**INSTRUCTIONS TO FOLLOW**
According to the post below about a battle for cut and unused characters, what was Woody in the first draft of Toy Story?

Not every character gets their chance to shine, and finds themselves cast out of the narrative while it's still under development. Even if they do make it, the end result can be completely different from what was initially pitched. So...that's what this is! A battle for characters who technically don't exist!
Rules and criteria:
Submitted characters must either be characters cut from their intended media, characters from cancelled media, or characters whose initial planned portrayal (their "beta" version, if you would) differs heavily from the final product.
To help clarify what could count, here are the three characters who autoqualify and an explanation of why: - Sake (Tekken): A character who was originally proposed for Tekken, but was scrapped shortly after. While data exists for the character, they do not have a unique design, and all knowledge of the character comes from developer explanations. - Barrett (Mega Man Legends 3): A playable character to be introduced in the cancelled Mega Man Legends 3. The character has not appeared outside of a brief playable prototype, and has not been acknowledged by Capcom since the game's cancellation. - Woody (Toy Story - Beta): The first draft of Woody from Toy Story, with the character instead being an antagonistic ventriloquism dummy. The character was not well liked by the higher ups or Tom Hanks, and they were reworked into one of the film's two protagonists.
Any additional questions can be sent to the ask box. I"ll clarify when I can. I know this is a bit tricky to define.

**PROVIDED MATERIAL**
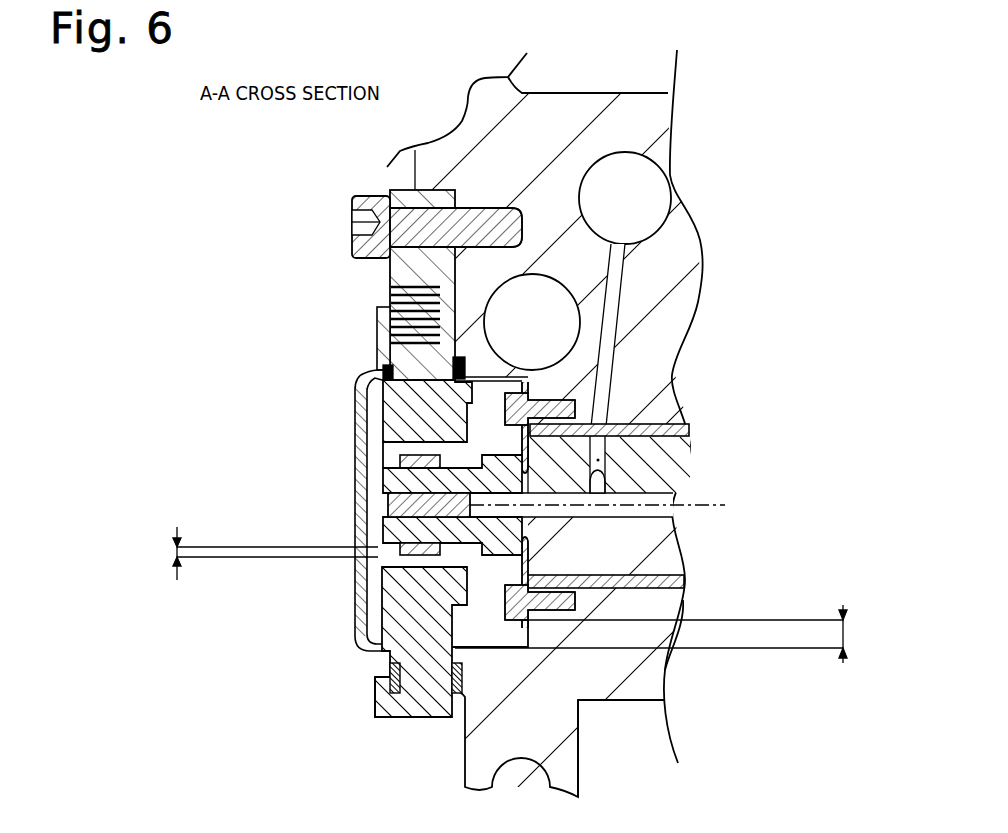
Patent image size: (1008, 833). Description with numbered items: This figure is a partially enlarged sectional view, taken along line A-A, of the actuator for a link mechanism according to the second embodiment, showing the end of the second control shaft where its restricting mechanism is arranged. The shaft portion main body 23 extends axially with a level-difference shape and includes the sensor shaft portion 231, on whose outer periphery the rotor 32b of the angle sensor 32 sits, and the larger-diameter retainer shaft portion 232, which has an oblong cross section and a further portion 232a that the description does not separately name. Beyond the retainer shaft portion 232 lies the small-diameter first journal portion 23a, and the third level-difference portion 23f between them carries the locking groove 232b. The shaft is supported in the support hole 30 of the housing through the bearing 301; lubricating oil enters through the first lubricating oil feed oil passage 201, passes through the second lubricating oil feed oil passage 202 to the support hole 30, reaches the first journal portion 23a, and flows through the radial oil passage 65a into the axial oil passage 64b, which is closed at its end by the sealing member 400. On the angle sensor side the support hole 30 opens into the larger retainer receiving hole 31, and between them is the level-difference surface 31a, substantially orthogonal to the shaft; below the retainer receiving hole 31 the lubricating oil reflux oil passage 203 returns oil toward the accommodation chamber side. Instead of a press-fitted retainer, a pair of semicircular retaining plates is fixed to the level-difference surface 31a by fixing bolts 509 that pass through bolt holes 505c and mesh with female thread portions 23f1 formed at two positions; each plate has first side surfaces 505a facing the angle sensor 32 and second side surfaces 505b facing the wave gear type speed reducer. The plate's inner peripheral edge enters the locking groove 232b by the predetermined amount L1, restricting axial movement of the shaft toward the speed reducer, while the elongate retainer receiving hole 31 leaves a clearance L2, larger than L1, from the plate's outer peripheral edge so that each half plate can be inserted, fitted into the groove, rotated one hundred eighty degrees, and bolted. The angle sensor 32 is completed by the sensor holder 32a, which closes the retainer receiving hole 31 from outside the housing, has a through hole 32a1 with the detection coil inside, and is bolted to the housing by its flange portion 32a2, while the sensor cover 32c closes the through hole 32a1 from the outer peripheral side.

The shaft portion main body 23 is at (657, 545).
The first journal portion 23a is at (638, 605).
The third level-difference portion 23f is at (452, 650).
The female thread portions 23f1 is at (580, 617).
The first lubricating oil feed oil passage 201 is at (616, 170).
The second lubricating oil feed oil passage 202 is at (660, 295).
The lubricating oil reflux oil passage 203 is at (660, 588).
The support hole 30 is at (693, 452).
The bearing 301 is at (585, 590).
The retainer receiving hole 31 is at (417, 708).
The level-difference surface 31a is at (385, 284).
The angle sensor 32 is at (376, 546).
The sensor holder 32a is at (374, 295).
The through hole 32a1 is at (405, 455).
The flange portion 32a2 is at (383, 620).
The rotor 32b is at (453, 603).
The sensor cover 32c is at (378, 677).
The sensor shaft portion 231 is at (525, 440).
The retainer shaft portion 232 is at (485, 460).
The lower spacer band 232a is at (440, 553).
The locking groove 232b is at (438, 462).
The sealing member 400 is at (388, 505).
The first side surfaces 505a is at (385, 372).
The second side surfaces 505b is at (530, 393).
The bolt holes 505c is at (460, 693).
The fixing bolts 509 is at (395, 693).
The axial oil passage 64b is at (672, 511).
The radial oil passage 65a is at (667, 458).
The predetermined amount L1 is at (259, 553).
The clearance L2 is at (666, 634).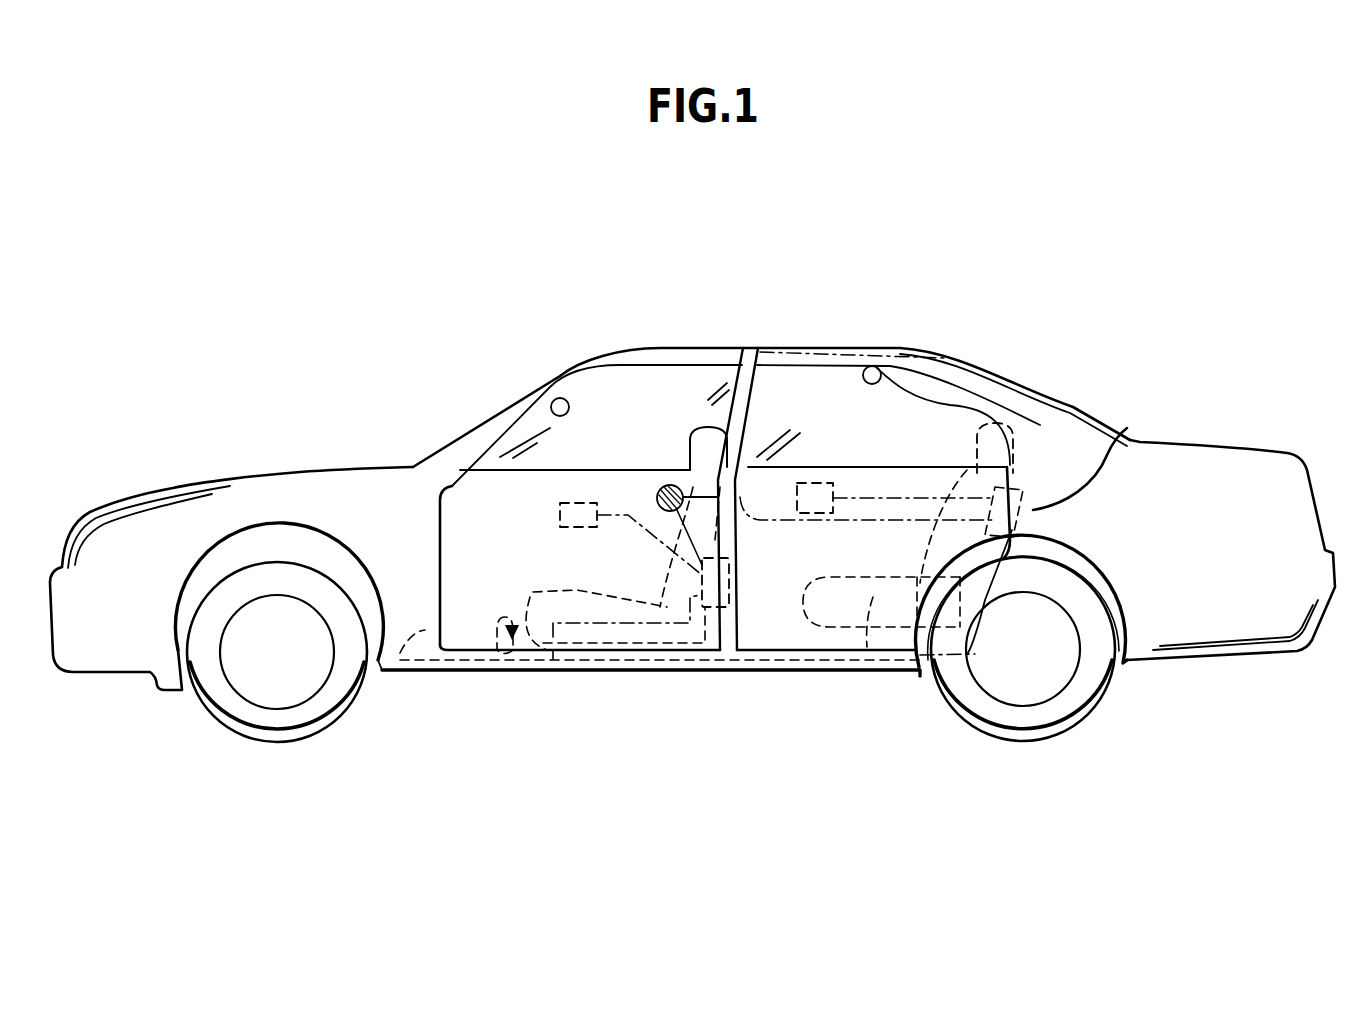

**RESULT**
An antagonistic ventriloquism dummy.